- _Directions_
Every entry must be duplicated precisely as written.
▶
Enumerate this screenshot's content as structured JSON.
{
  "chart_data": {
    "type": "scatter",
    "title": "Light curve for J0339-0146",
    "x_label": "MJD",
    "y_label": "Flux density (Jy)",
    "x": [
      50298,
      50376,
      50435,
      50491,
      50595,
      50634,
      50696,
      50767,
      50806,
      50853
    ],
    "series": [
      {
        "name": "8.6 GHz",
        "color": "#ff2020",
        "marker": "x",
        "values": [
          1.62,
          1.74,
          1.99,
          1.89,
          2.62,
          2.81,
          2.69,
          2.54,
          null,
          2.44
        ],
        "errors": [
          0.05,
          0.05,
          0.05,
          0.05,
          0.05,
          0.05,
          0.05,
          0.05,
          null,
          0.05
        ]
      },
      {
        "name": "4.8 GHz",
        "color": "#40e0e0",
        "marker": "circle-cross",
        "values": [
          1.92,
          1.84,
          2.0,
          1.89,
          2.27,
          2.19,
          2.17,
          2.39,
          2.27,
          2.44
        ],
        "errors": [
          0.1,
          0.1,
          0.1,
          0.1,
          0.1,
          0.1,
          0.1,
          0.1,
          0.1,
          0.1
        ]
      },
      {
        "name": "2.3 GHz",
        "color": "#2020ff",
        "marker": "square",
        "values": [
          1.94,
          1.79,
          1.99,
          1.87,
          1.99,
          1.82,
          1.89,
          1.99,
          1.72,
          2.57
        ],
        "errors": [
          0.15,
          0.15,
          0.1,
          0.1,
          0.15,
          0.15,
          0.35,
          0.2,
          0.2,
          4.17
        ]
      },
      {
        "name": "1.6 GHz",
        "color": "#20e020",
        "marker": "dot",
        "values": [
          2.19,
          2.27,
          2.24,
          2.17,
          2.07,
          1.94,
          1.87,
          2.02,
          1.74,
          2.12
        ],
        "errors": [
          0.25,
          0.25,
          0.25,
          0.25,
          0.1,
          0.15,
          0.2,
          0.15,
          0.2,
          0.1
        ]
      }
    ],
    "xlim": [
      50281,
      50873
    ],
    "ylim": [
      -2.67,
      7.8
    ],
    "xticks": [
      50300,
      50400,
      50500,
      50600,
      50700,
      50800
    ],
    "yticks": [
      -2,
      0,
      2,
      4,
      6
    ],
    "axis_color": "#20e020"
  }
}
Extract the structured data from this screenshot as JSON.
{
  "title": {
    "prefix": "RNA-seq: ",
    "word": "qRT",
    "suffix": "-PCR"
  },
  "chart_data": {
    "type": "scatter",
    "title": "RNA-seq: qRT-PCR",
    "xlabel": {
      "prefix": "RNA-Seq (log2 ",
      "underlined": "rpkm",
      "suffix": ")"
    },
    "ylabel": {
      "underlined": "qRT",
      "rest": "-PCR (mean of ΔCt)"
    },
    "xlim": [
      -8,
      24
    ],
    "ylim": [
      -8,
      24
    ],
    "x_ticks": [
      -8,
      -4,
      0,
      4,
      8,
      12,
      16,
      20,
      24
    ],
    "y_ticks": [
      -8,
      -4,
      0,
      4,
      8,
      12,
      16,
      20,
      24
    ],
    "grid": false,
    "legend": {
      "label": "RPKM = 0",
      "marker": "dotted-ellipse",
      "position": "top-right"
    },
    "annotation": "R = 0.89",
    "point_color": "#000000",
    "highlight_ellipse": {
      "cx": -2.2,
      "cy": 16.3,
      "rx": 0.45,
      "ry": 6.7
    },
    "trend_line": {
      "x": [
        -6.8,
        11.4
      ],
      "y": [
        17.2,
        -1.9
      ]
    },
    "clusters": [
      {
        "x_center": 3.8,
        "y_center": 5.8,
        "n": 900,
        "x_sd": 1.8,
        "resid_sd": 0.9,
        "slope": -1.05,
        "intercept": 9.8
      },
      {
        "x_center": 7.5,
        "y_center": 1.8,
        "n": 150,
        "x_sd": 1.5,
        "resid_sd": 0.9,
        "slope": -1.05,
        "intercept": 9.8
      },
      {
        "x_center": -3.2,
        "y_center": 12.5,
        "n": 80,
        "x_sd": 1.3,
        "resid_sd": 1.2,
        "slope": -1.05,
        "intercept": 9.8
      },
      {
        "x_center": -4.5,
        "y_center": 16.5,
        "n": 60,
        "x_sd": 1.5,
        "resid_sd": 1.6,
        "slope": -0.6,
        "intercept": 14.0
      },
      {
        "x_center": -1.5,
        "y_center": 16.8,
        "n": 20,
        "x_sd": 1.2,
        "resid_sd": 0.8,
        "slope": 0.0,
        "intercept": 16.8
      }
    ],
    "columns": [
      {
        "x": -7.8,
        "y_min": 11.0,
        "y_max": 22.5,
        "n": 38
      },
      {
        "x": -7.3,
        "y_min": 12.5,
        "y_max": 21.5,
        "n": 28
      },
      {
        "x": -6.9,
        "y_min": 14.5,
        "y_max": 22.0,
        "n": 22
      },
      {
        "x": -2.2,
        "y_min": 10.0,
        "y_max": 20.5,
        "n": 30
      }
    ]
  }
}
◀
- _Answer in full_
Enumerate this screenshot's content as structured JSON.
{
  "chart_data": {
    "type": "scatter",
    "title": "Light curve for J0339-0146",
    "x_label": "MJD",
    "y_label": "Flux density (Jy)",
    "x": [
      50298,
      50376,
      50435,
      50491,
      50595,
      50634,
      50696,
      50767,
      50806,
      50853
    ],
    "series": [
      {
        "name": "8.6 GHz",
        "color": "#ff2020",
        "marker": "x",
        "values": [
          1.62,
          1.74,
          1.99,
          1.89,
          2.62,
          2.81,
          2.69,
          2.54,
          null,
          2.44
        ],
        "errors": [
          0.05,
          0.05,
          0.05,
          0.05,
          0.05,
          0.05,
          0.05,
          0.05,
          null,
          0.05
        ]
      },
      {
        "name": "4.8 GHz",
        "color": "#40e0e0",
        "marker": "circle-cross",
        "values": [
          1.92,
          1.84,
          2.0,
          1.89,
          2.27,
          2.19,
          2.17,
          2.39,
          2.27,
          2.44
        ],
        "errors": [
          0.1,
          0.1,
          0.1,
          0.1,
          0.1,
          0.1,
          0.1,
          0.1,
          0.1,
          0.1
        ]
      },
      {
        "name": "2.3 GHz",
        "color": "#2020ff",
        "marker": "square",
        "values": [
          1.94,
          1.79,
          1.99,
          1.87,
          1.99,
          1.82,
          1.89,
          1.99,
          1.72,
          2.57
        ],
        "errors": [
          0.15,
          0.15,
          0.1,
          0.1,
          0.15,
          0.15,
          0.35,
          0.2,
          0.2,
          4.17
        ]
      },
      {
        "name": "1.6 GHz",
        "color": "#20e020",
        "marker": "dot",
        "values": [
          2.19,
          2.27,
          2.24,
          2.17,
          2.07,
          1.94,
          1.87,
          2.02,
          1.74,
          2.12
        ],
        "errors": [
          0.25,
          0.25,
          0.25,
          0.25,
          0.1,
          0.15,
          0.2,
          0.15,
          0.2,
          0.1
        ]
      }
    ],
    "xlim": [
      50281,
      50873
    ],
    "ylim": [
      -2.67,
      7.8
    ],
    "xticks": [
      50300,
      50400,
      50500,
      50600,
      50700,
      50800
    ],
    "yticks": [
      -2,
      0,
      2,
      4,
      6
    ],
    "axis_color": "#20e020"
  }
}
Extract the structured data from this screenshot as JSON.
{
  "title": {
    "prefix": "RNA-seq: ",
    "word": "qRT",
    "suffix": "-PCR"
  },
  "chart_data": {
    "type": "scatter",
    "title": "RNA-seq: qRT-PCR",
    "xlabel": {
      "prefix": "RNA-Seq (log2 ",
      "underlined": "rpkm",
      "suffix": ")"
    },
    "ylabel": {
      "underlined": "qRT",
      "rest": "-PCR (mean of ΔCt)"
    },
    "xlim": [
      -8,
      24
    ],
    "ylim": [
      -8,
      24
    ],
    "x_ticks": [
      -8,
      -4,
      0,
      4,
      8,
      12,
      16,
      20,
      24
    ],
    "y_ticks": [
      -8,
      -4,
      0,
      4,
      8,
      12,
      16,
      20,
      24
    ],
    "grid": false,
    "legend": {
      "label": "RPKM = 0",
      "marker": "dotted-ellipse",
      "position": "top-right"
    },
    "annotation": "R = 0.89",
    "point_color": "#000000",
    "highlight_ellipse": {
      "cx": -2.2,
      "cy": 16.3,
      "rx": 0.45,
      "ry": 6.7
    },
    "trend_line": {
      "x": [
        -6.8,
        11.4
      ],
      "y": [
        17.2,
        -1.9
      ]
    },
    "clusters": [
      {
        "x_center": 3.8,
        "y_center": 5.8,
        "n": 900,
        "x_sd": 1.8,
        "resid_sd": 0.9,
        "slope": -1.05,
        "intercept": 9.8
      },
      {
        "x_center": 7.5,
        "y_center": 1.8,
        "n": 150,
        "x_sd": 1.5,
        "resid_sd": 0.9,
        "slope": -1.05,
        "intercept": 9.8
      },
      {
        "x_center": -3.2,
        "y_center": 12.5,
        "n": 80,
        "x_sd": 1.3,
        "resid_sd": 1.2,
        "slope": -1.05,
        "intercept": 9.8
      },
      {
        "x_center": -4.5,
        "y_center": 16.5,
        "n": 60,
        "x_sd": 1.5,
        "resid_sd": 1.6,
        "slope": -0.6,
        "intercept": 14.0
      },
      {
        "x_center": -1.5,
        "y_center": 16.8,
        "n": 20,
        "x_sd": 1.2,
        "resid_sd": 0.8,
        "slope": 0.0,
        "intercept": 16.8
      }
    ],
    "columns": [
      {
        "x": -7.8,
        "y_min": 11.0,
        "y_max": 22.5,
        "n": 38
      },
      {
        "x": -7.3,
        "y_min": 12.5,
        "y_max": 21.5,
        "n": 28
      },
      {
        "x": -6.9,
        "y_min": 14.5,
        "y_max": 22.0,
        "n": 22
      },
      {
        "x": -2.2,
        "y_min": 10.0,
        "y_max": 20.5,
        "n": 30
      }
    ]
  }
}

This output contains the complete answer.